— Start of ROWS —

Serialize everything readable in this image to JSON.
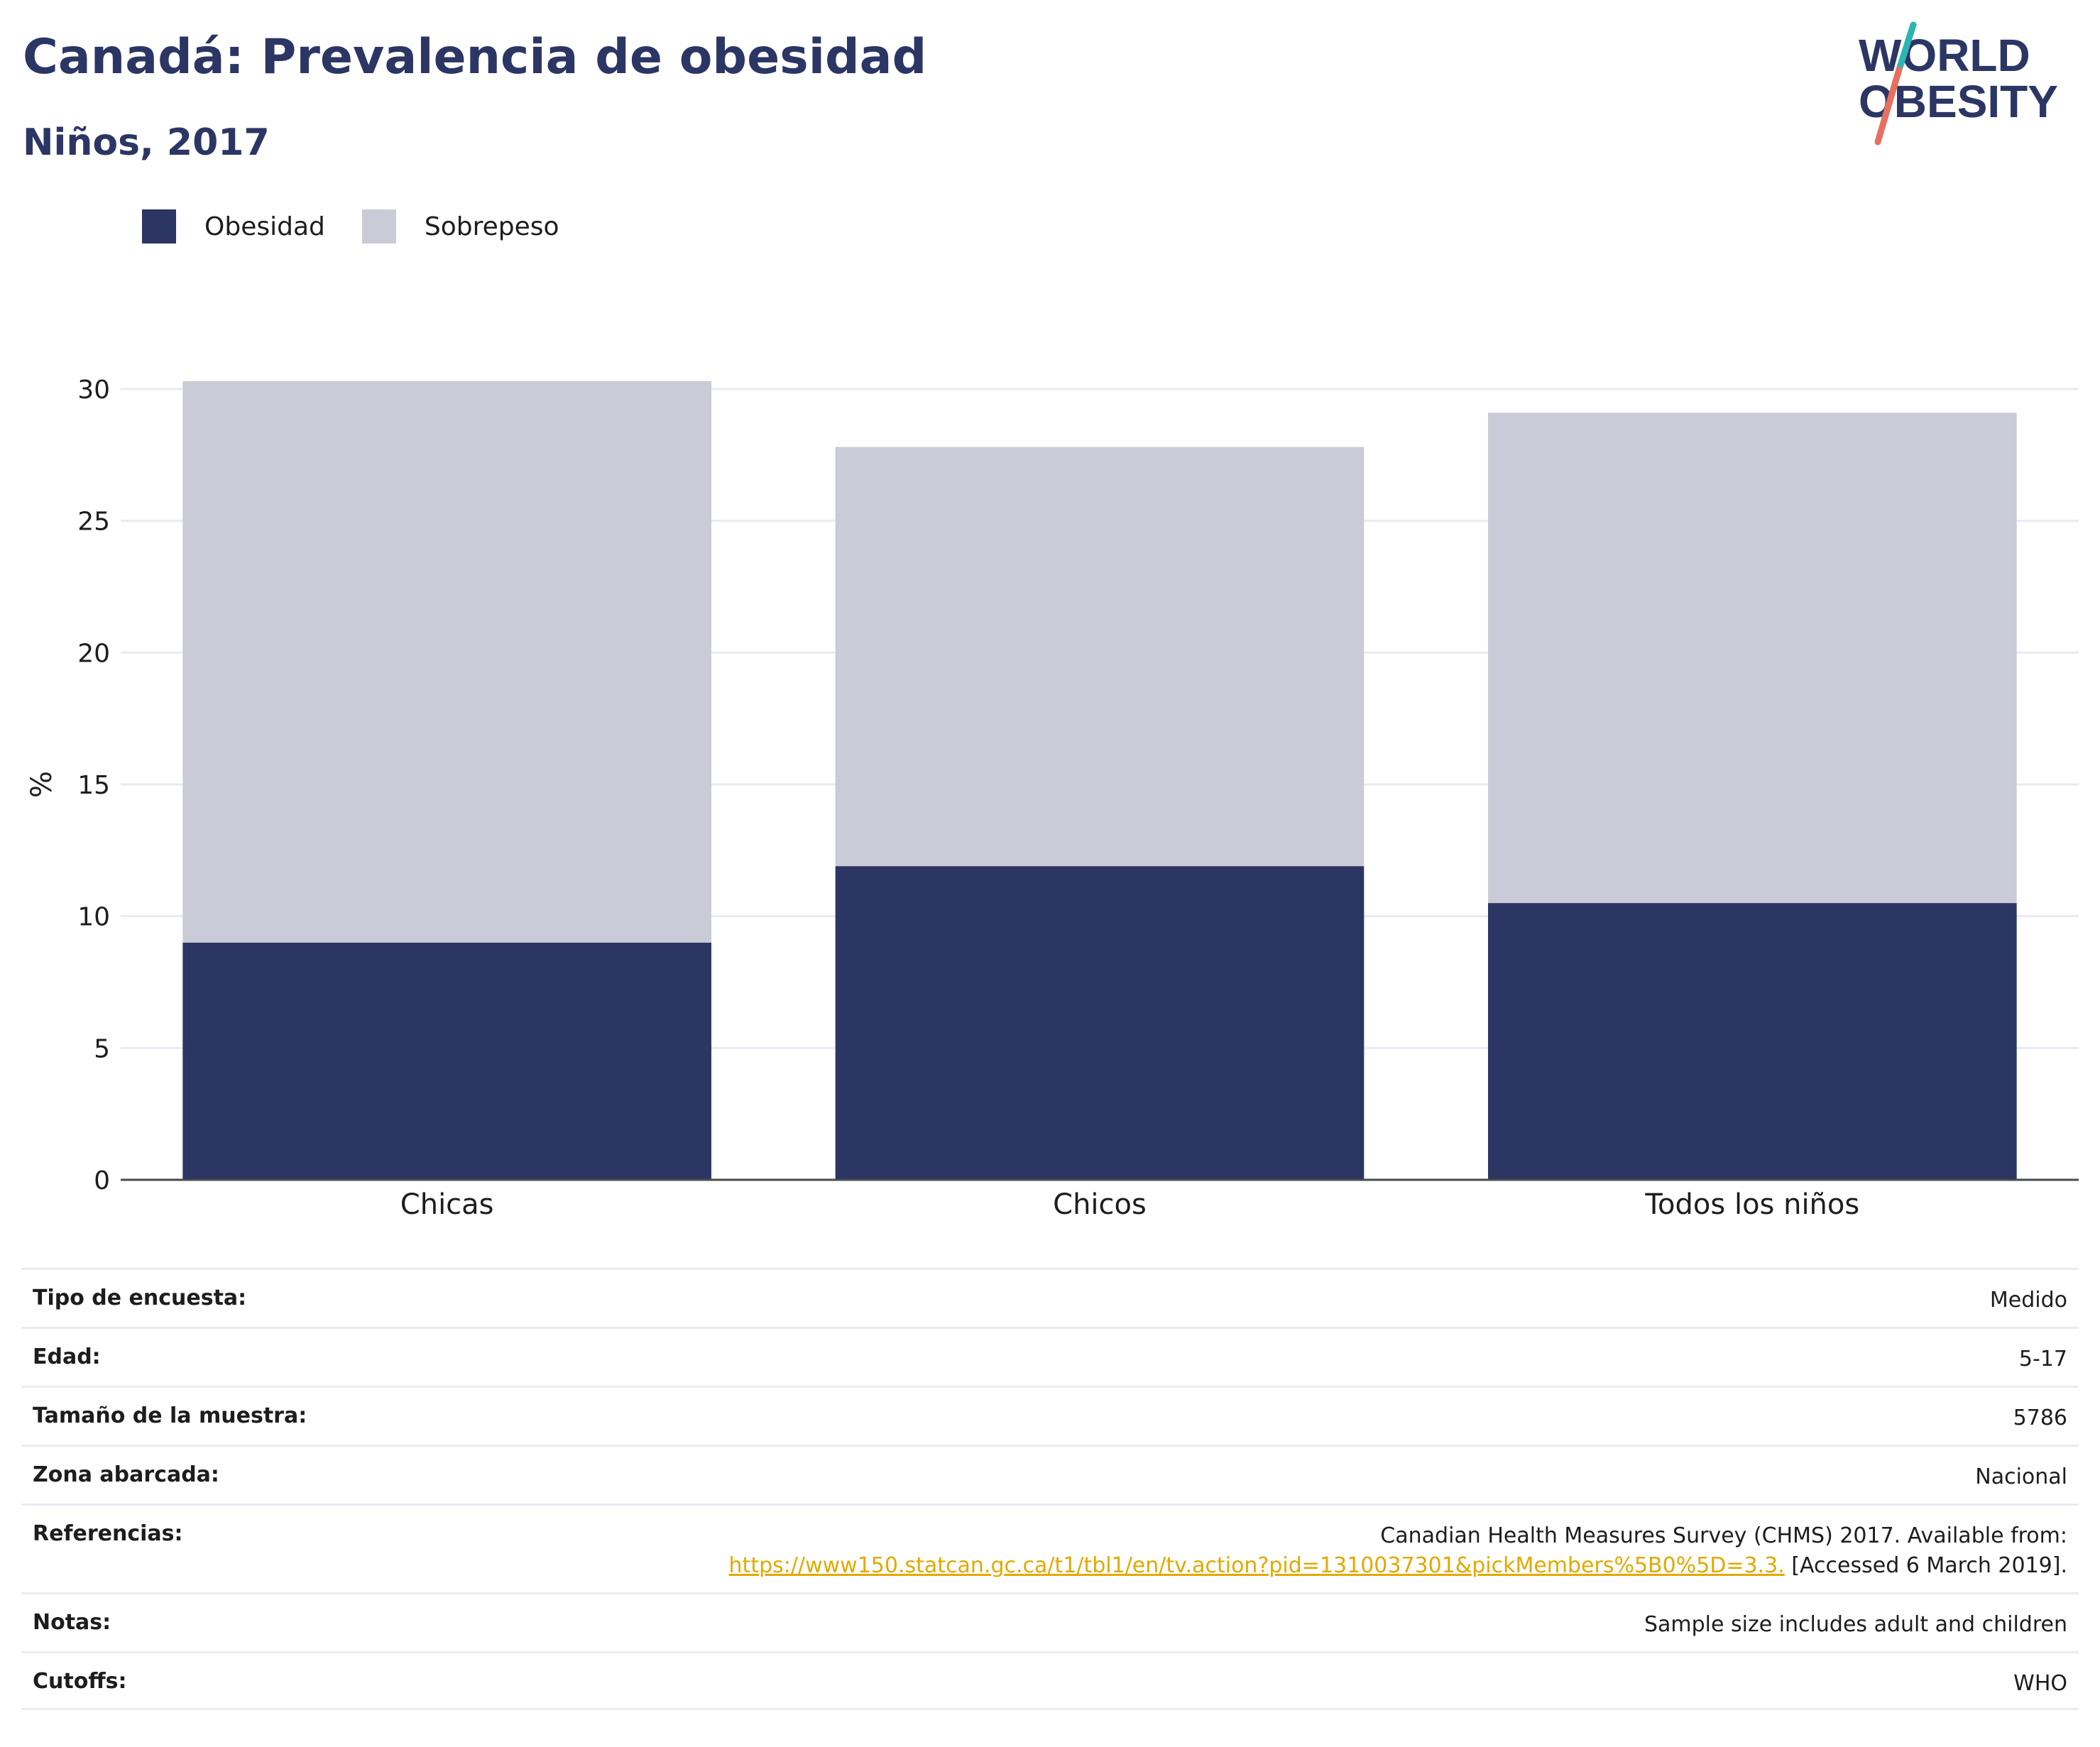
{
  "header": {
    "title": "Canadá: Prevalencia de obesidad",
    "subtitle": "Niños, 2017"
  },
  "logo": {
    "line1": "WORLD",
    "line2": "OBESITY",
    "colors": {
      "text": "#2b3664",
      "slash_top": "#2bb5b2",
      "slash_bottom": "#e8705f"
    }
  },
  "legend": {
    "items": [
      {
        "label": "Obesidad",
        "color": "#2b3664"
      },
      {
        "label": "Sobrepeso",
        "color": "#cacbd6"
      }
    ]
  },
  "chart_data": {
    "type": "bar",
    "stacked": true,
    "categories": [
      "Chicas",
      "Chicos",
      "Todos los niños"
    ],
    "series": [
      {
        "name": "Obesidad",
        "values": [
          9.0,
          11.9,
          10.5
        ],
        "color": "#2b3664"
      },
      {
        "name": "Sobrepeso",
        "values": [
          21.3,
          15.9,
          18.6
        ],
        "color": "#cacbd6"
      }
    ],
    "ylabel": "%",
    "ylim": [
      0,
      30
    ],
    "yticks": [
      0,
      5,
      10,
      15,
      20,
      25,
      30
    ],
    "grid": true,
    "legend_position": "top-left"
  },
  "meta": {
    "rows": [
      {
        "key": "Tipo de encuesta:",
        "value": "Medido"
      },
      {
        "key": "Edad:",
        "value": "5-17"
      },
      {
        "key": "Tamaño de la muestra:",
        "value": "5786"
      },
      {
        "key": "Zona abarcada:",
        "value": "Nacional"
      },
      {
        "key": "Notas:",
        "value": "Sample size includes adult and children"
      },
      {
        "key": "Cutoffs:",
        "value": "WHO"
      }
    ],
    "references": {
      "key": "Referencias:",
      "text1": "Canadian Health Measures Survey (CHMS) 2017. Available from:",
      "link": "https://www150.statcan.gc.ca/t1/tbl1/en/tv.action?pid=1310037301&pickMembers%5B0%5D=3.3.",
      "text2": " [Accessed 6 March 2019]."
    }
  }
}
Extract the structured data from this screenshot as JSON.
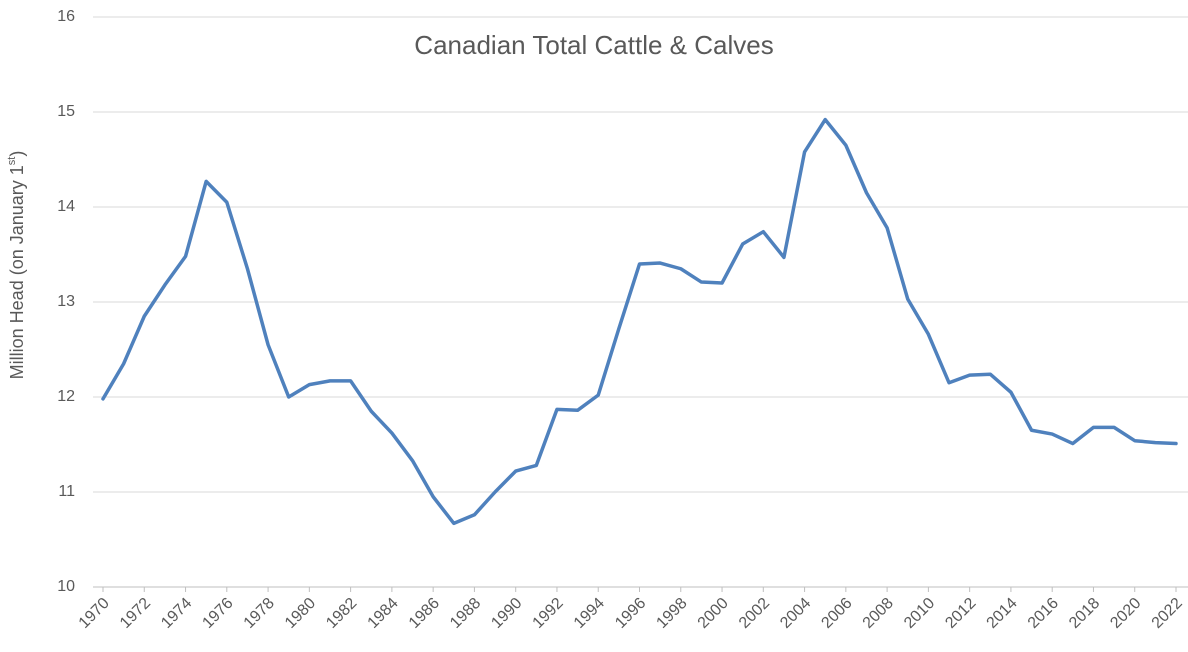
{
  "chart_data": {
    "type": "line",
    "title": "Canadian Total Cattle & Calves",
    "y_label": [
      "Million Head (on January 1",
      "st",
      ")"
    ],
    "x": [
      1970,
      1971,
      1972,
      1973,
      1974,
      1975,
      1976,
      1977,
      1978,
      1979,
      1980,
      1981,
      1982,
      1983,
      1984,
      1985,
      1986,
      1987,
      1988,
      1989,
      1990,
      1991,
      1992,
      1993,
      1994,
      1995,
      1996,
      1997,
      1998,
      1999,
      2000,
      2001,
      2002,
      2003,
      2004,
      2005,
      2006,
      2007,
      2008,
      2009,
      2010,
      2011,
      2012,
      2013,
      2014,
      2015,
      2016,
      2017,
      2018,
      2019,
      2020,
      2021,
      2022
    ],
    "series": [
      {
        "name": "Total Cattle & Calves",
        "color": "#4f81bd",
        "values": [
          11.98,
          12.35,
          12.85,
          13.18,
          13.48,
          14.27,
          14.05,
          13.35,
          12.55,
          12.0,
          12.13,
          12.17,
          12.17,
          11.85,
          11.62,
          11.33,
          10.95,
          10.67,
          10.76,
          11.0,
          11.22,
          11.28,
          11.87,
          11.86,
          12.02,
          12.72,
          13.4,
          13.41,
          13.35,
          13.21,
          13.2,
          13.61,
          13.74,
          13.47,
          14.58,
          14.92,
          14.65,
          14.15,
          13.78,
          13.03,
          12.66,
          12.15,
          12.23,
          12.24,
          12.05,
          11.65,
          11.61,
          11.51,
          11.68,
          11.68,
          11.54,
          11.52,
          11.51
        ]
      }
    ],
    "xlim": [
      1970,
      2022
    ],
    "xticks": [
      1970,
      1972,
      1974,
      1976,
      1978,
      1980,
      1982,
      1984,
      1986,
      1988,
      1990,
      1992,
      1994,
      1996,
      1998,
      2000,
      2002,
      2004,
      2006,
      2008,
      2010,
      2012,
      2014,
      2016,
      2018,
      2020,
      2022
    ],
    "ylim": [
      10,
      16
    ],
    "yticks": [
      10,
      11,
      12,
      13,
      14,
      15,
      16
    ],
    "grid": true
  }
}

— End of ROWS —

GIVEN INSTRUCTION: Which lines of the data include "this"? Copy each of them.

COMPLETE OUTPUT:
Serialize everything readable in this image to JSON.
Extract the structured data from this screenshot as JSON.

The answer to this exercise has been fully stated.